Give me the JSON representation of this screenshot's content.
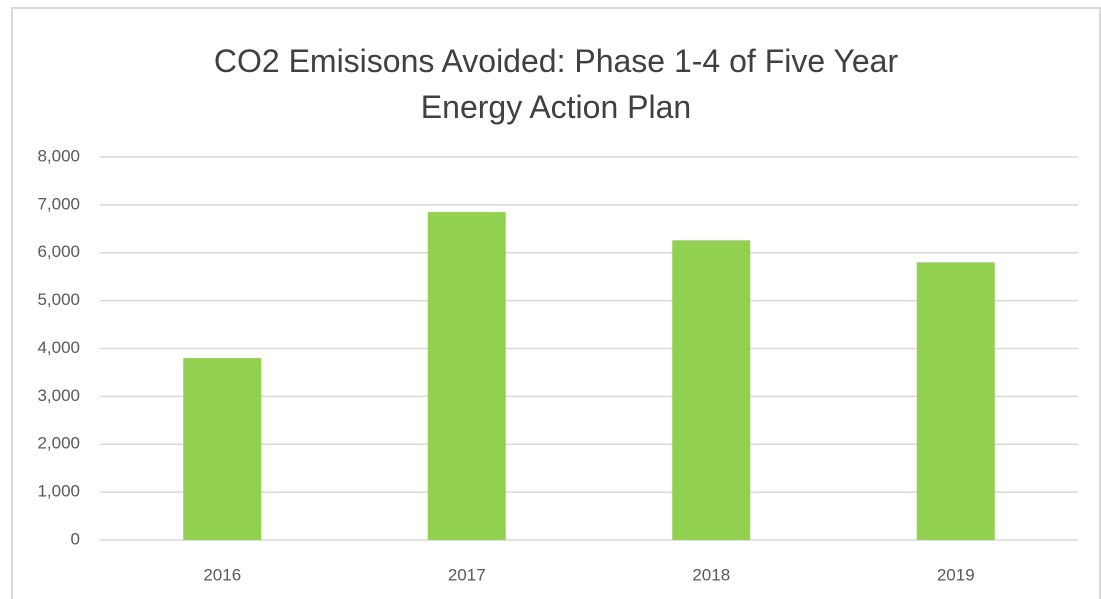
{
  "chart_data": {
    "type": "bar",
    "title": "CO2 Emisisons Avoided: Phase 1-4 of Five Year Energy Action Plan",
    "categories": [
      "2016",
      "2017",
      "2018",
      "2019"
    ],
    "values": [
      3800,
      6850,
      6260,
      5800
    ],
    "color": "#92d050",
    "ylim": [
      0,
      8000
    ],
    "yticks": [
      0,
      {
        "value": 1000,
        "label": "1,000"
      },
      {
        "value": 2000,
        "label": "2,000"
      },
      {
        "value": 3000,
        "label": "3,000"
      },
      {
        "value": 4000,
        "label": "4,000"
      },
      {
        "value": 5000,
        "label": "5,000"
      },
      {
        "value": 6000,
        "label": "6,000"
      },
      {
        "value": 7000,
        "label": "7,000"
      },
      {
        "value": 8000,
        "label": "8,000"
      }
    ],
    "grid": true
  }
}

====================

Task brief: Print each line of the material above exactly, with the pictures removed from your copy.

Output for this exercise:
Give me the JSON representation of this screenshot's content.
{
  "chart_data": {
    "type": "bar",
    "title": "CO2 Emisisons Avoided: Phase 1-4 of Five Year Energy Action Plan",
    "categories": [
      "2016",
      "2017",
      "2018",
      "2019"
    ],
    "values": [
      3800,
      6850,
      6260,
      5800
    ],
    "color": "#92d050",
    "ylim": [
      0,
      8000
    ],
    "yticks": [
      0,
      {
        "value": 1000,
        "label": "1,000"
      },
      {
        "value": 2000,
        "label": "2,000"
      },
      {
        "value": 3000,
        "label": "3,000"
      },
      {
        "value": 4000,
        "label": "4,000"
      },
      {
        "value": 5000,
        "label": "5,000"
      },
      {
        "value": 6000,
        "label": "6,000"
      },
      {
        "value": 7000,
        "label": "7,000"
      },
      {
        "value": 8000,
        "label": "8,000"
      }
    ],
    "grid": true
  }
}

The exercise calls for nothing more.